== Stated problem ==
Every entry must be duplicated precisely as written.

== Input records ==
┌──
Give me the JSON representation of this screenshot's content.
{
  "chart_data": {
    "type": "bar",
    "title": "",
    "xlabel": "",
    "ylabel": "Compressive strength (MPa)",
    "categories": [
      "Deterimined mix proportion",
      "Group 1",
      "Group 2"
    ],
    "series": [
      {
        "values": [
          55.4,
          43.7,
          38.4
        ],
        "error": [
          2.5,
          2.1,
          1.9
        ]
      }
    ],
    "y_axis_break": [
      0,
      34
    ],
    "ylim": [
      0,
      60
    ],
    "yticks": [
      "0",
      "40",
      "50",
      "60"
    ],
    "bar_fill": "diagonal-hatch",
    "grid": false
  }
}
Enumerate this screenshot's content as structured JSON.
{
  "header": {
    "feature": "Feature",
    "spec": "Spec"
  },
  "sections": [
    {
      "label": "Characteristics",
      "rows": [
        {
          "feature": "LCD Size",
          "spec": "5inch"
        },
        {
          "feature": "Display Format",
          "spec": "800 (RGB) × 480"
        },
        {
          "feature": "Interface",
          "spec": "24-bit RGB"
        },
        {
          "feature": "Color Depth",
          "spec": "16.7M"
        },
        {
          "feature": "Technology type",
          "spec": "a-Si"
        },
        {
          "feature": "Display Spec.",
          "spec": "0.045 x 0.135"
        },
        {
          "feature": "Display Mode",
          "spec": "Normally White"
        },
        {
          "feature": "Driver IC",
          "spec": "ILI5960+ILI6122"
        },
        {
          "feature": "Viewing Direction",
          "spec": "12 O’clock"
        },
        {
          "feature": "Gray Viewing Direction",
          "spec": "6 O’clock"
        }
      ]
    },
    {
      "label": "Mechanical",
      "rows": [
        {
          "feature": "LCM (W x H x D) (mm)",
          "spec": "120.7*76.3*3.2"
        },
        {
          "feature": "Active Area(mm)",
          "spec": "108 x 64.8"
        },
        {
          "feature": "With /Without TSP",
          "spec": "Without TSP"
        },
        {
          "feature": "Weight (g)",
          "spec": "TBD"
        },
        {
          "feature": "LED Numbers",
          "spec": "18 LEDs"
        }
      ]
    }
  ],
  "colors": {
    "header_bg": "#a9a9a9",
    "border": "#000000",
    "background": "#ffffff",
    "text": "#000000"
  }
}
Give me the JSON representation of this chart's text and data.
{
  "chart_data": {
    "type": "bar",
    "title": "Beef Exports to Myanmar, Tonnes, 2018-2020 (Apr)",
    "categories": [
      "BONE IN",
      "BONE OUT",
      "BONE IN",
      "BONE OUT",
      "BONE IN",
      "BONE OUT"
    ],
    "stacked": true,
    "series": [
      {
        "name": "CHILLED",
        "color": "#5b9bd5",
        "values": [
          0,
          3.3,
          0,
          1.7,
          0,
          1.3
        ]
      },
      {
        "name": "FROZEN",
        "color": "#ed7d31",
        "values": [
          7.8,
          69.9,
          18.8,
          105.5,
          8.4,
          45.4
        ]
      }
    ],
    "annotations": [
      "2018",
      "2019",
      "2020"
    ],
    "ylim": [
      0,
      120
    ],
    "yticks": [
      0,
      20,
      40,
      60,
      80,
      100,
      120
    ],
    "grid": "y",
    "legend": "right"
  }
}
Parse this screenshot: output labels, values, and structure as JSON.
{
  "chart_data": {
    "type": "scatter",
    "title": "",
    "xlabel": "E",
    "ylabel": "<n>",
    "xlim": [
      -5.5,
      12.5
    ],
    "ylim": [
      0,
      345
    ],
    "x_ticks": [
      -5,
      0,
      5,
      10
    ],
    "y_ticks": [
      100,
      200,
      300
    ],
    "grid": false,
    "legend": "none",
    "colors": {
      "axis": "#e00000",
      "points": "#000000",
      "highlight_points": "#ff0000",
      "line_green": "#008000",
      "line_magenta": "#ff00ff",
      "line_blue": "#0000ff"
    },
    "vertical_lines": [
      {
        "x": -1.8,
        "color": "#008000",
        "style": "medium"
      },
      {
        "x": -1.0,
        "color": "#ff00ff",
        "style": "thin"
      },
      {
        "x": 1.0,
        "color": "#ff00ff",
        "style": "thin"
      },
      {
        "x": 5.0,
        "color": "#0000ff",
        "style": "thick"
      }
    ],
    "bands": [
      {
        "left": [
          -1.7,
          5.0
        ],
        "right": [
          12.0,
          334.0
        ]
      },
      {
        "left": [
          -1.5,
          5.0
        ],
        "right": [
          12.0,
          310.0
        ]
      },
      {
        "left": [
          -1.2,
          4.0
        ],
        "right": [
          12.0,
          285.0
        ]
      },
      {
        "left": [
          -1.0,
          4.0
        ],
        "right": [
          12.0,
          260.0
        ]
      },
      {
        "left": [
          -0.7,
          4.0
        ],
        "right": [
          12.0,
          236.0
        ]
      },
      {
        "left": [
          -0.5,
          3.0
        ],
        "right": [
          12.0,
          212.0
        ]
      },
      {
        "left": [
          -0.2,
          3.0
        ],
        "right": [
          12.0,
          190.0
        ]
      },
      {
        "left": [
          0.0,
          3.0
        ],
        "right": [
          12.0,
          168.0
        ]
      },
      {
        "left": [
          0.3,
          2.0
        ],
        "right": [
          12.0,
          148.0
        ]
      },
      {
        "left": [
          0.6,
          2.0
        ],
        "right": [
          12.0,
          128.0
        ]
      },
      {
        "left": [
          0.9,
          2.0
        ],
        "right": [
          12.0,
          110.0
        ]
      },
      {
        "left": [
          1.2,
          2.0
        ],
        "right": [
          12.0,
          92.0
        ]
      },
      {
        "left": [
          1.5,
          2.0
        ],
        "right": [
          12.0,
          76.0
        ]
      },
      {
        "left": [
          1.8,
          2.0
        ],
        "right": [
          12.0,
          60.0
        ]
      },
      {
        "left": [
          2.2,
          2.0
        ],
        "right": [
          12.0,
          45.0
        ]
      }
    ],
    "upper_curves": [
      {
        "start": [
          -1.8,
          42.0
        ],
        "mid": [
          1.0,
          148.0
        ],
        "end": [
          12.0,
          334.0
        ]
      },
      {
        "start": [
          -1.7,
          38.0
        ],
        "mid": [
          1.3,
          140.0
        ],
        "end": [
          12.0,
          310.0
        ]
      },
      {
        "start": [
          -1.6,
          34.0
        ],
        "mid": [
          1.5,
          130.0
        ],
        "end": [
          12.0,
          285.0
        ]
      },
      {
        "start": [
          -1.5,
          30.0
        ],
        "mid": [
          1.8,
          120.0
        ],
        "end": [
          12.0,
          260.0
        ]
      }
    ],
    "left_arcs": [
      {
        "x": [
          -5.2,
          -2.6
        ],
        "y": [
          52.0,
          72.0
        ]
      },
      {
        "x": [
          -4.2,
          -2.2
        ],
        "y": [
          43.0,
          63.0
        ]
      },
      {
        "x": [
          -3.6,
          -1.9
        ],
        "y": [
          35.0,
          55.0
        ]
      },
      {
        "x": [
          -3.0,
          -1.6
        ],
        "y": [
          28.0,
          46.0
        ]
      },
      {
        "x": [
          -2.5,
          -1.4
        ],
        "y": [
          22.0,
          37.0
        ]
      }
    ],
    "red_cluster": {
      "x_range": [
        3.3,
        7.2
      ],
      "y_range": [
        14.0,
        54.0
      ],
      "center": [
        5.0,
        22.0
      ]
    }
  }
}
└──
== Solution for this problem ==
Give me the JSON representation of this screenshot's content.
{
  "chart_data": {
    "type": "bar",
    "title": "",
    "xlabel": "",
    "ylabel": "Compressive strength (MPa)",
    "categories": [
      "Deterimined mix proportion",
      "Group 1",
      "Group 2"
    ],
    "series": [
      {
        "values": [
          55.4,
          43.7,
          38.4
        ],
        "error": [
          2.5,
          2.1,
          1.9
        ]
      }
    ],
    "y_axis_break": [
      0,
      34
    ],
    "ylim": [
      0,
      60
    ],
    "yticks": [
      "0",
      "40",
      "50",
      "60"
    ],
    "bar_fill": "diagonal-hatch",
    "grid": false
  }
}
Enumerate this screenshot's content as structured JSON.
{
  "header": {
    "feature": "Feature",
    "spec": "Spec"
  },
  "sections": [
    {
      "label": "Characteristics",
      "rows": [
        {
          "feature": "LCD Size",
          "spec": "5inch"
        },
        {
          "feature": "Display Format",
          "spec": "800 (RGB) × 480"
        },
        {
          "feature": "Interface",
          "spec": "24-bit RGB"
        },
        {
          "feature": "Color Depth",
          "spec": "16.7M"
        },
        {
          "feature": "Technology type",
          "spec": "a-Si"
        },
        {
          "feature": "Display Spec.",
          "spec": "0.045 x 0.135"
        },
        {
          "feature": "Display Mode",
          "spec": "Normally White"
        },
        {
          "feature": "Driver IC",
          "spec": "ILI5960+ILI6122"
        },
        {
          "feature": "Viewing Direction",
          "spec": "12 O’clock"
        },
        {
          "feature": "Gray Viewing Direction",
          "spec": "6 O’clock"
        }
      ]
    },
    {
      "label": "Mechanical",
      "rows": [
        {
          "feature": "LCM (W x H x D) (mm)",
          "spec": "120.7*76.3*3.2"
        },
        {
          "feature": "Active Area(mm)",
          "spec": "108 x 64.8"
        },
        {
          "feature": "With /Without TSP",
          "spec": "Without TSP"
        },
        {
          "feature": "Weight (g)",
          "spec": "TBD"
        },
        {
          "feature": "LED Numbers",
          "spec": "18 LEDs"
        }
      ]
    }
  ],
  "colors": {
    "header_bg": "#a9a9a9",
    "border": "#000000",
    "background": "#ffffff",
    "text": "#000000"
  }
}
Give me the JSON representation of this chart's text and data.
{
  "chart_data": {
    "type": "bar",
    "title": "Beef Exports to Myanmar, Tonnes, 2018-2020 (Apr)",
    "categories": [
      "BONE IN",
      "BONE OUT",
      "BONE IN",
      "BONE OUT",
      "BONE IN",
      "BONE OUT"
    ],
    "stacked": true,
    "series": [
      {
        "name": "CHILLED",
        "color": "#5b9bd5",
        "values": [
          0,
          3.3,
          0,
          1.7,
          0,
          1.3
        ]
      },
      {
        "name": "FROZEN",
        "color": "#ed7d31",
        "values": [
          7.8,
          69.9,
          18.8,
          105.5,
          8.4,
          45.4
        ]
      }
    ],
    "annotations": [
      "2018",
      "2019",
      "2020"
    ],
    "ylim": [
      0,
      120
    ],
    "yticks": [
      0,
      20,
      40,
      60,
      80,
      100,
      120
    ],
    "grid": "y",
    "legend": "right"
  }
}
Parse this screenshot: output labels, values, and structure as JSON.
{
  "chart_data": {
    "type": "scatter",
    "title": "",
    "xlabel": "E",
    "ylabel": "<n>",
    "xlim": [
      -5.5,
      12.5
    ],
    "ylim": [
      0,
      345
    ],
    "x_ticks": [
      -5,
      0,
      5,
      10
    ],
    "y_ticks": [
      100,
      200,
      300
    ],
    "grid": false,
    "legend": "none",
    "colors": {
      "axis": "#e00000",
      "points": "#000000",
      "highlight_points": "#ff0000",
      "line_green": "#008000",
      "line_magenta": "#ff00ff",
      "line_blue": "#0000ff"
    },
    "vertical_lines": [
      {
        "x": -1.8,
        "color": "#008000",
        "style": "medium"
      },
      {
        "x": -1.0,
        "color": "#ff00ff",
        "style": "thin"
      },
      {
        "x": 1.0,
        "color": "#ff00ff",
        "style": "thin"
      },
      {
        "x": 5.0,
        "color": "#0000ff",
        "style": "thick"
      }
    ],
    "bands": [
      {
        "left": [
          -1.7,
          5.0
        ],
        "right": [
          12.0,
          334.0
        ]
      },
      {
        "left": [
          -1.5,
          5.0
        ],
        "right": [
          12.0,
          310.0
        ]
      },
      {
        "left": [
          -1.2,
          4.0
        ],
        "right": [
          12.0,
          285.0
        ]
      },
      {
        "left": [
          -1.0,
          4.0
        ],
        "right": [
          12.0,
          260.0
        ]
      },
      {
        "left": [
          -0.7,
          4.0
        ],
        "right": [
          12.0,
          236.0
        ]
      },
      {
        "left": [
          -0.5,
          3.0
        ],
        "right": [
          12.0,
          212.0
        ]
      },
      {
        "left": [
          -0.2,
          3.0
        ],
        "right": [
          12.0,
          190.0
        ]
      },
      {
        "left": [
          0.0,
          3.0
        ],
        "right": [
          12.0,
          168.0
        ]
      },
      {
        "left": [
          0.3,
          2.0
        ],
        "right": [
          12.0,
          148.0
        ]
      },
      {
        "left": [
          0.6,
          2.0
        ],
        "right": [
          12.0,
          128.0
        ]
      },
      {
        "left": [
          0.9,
          2.0
        ],
        "right": [
          12.0,
          110.0
        ]
      },
      {
        "left": [
          1.2,
          2.0
        ],
        "right": [
          12.0,
          92.0
        ]
      },
      {
        "left": [
          1.5,
          2.0
        ],
        "right": [
          12.0,
          76.0
        ]
      },
      {
        "left": [
          1.8,
          2.0
        ],
        "right": [
          12.0,
          60.0
        ]
      },
      {
        "left": [
          2.2,
          2.0
        ],
        "right": [
          12.0,
          45.0
        ]
      }
    ],
    "upper_curves": [
      {
        "start": [
          -1.8,
          42.0
        ],
        "mid": [
          1.0,
          148.0
        ],
        "end": [
          12.0,
          334.0
        ]
      },
      {
        "start": [
          -1.7,
          38.0
        ],
        "mid": [
          1.3,
          140.0
        ],
        "end": [
          12.0,
          310.0
        ]
      },
      {
        "start": [
          -1.6,
          34.0
        ],
        "mid": [
          1.5,
          130.0
        ],
        "end": [
          12.0,
          285.0
        ]
      },
      {
        "start": [
          -1.5,
          30.0
        ],
        "mid": [
          1.8,
          120.0
        ],
        "end": [
          12.0,
          260.0
        ]
      }
    ],
    "left_arcs": [
      {
        "x": [
          -5.2,
          -2.6
        ],
        "y": [
          52.0,
          72.0
        ]
      },
      {
        "x": [
          -4.2,
          -2.2
        ],
        "y": [
          43.0,
          63.0
        ]
      },
      {
        "x": [
          -3.6,
          -1.9
        ],
        "y": [
          35.0,
          55.0
        ]
      },
      {
        "x": [
          -3.0,
          -1.6
        ],
        "y": [
          28.0,
          46.0
        ]
      },
      {
        "x": [
          -2.5,
          -1.4
        ],
        "y": [
          22.0,
          37.0
        ]
      }
    ],
    "red_cluster": {
      "x_range": [
        3.3,
        7.2
      ],
      "y_range": [
        14.0,
        54.0
      ],
      "center": [
        5.0,
        22.0
      ]
    }
  }
}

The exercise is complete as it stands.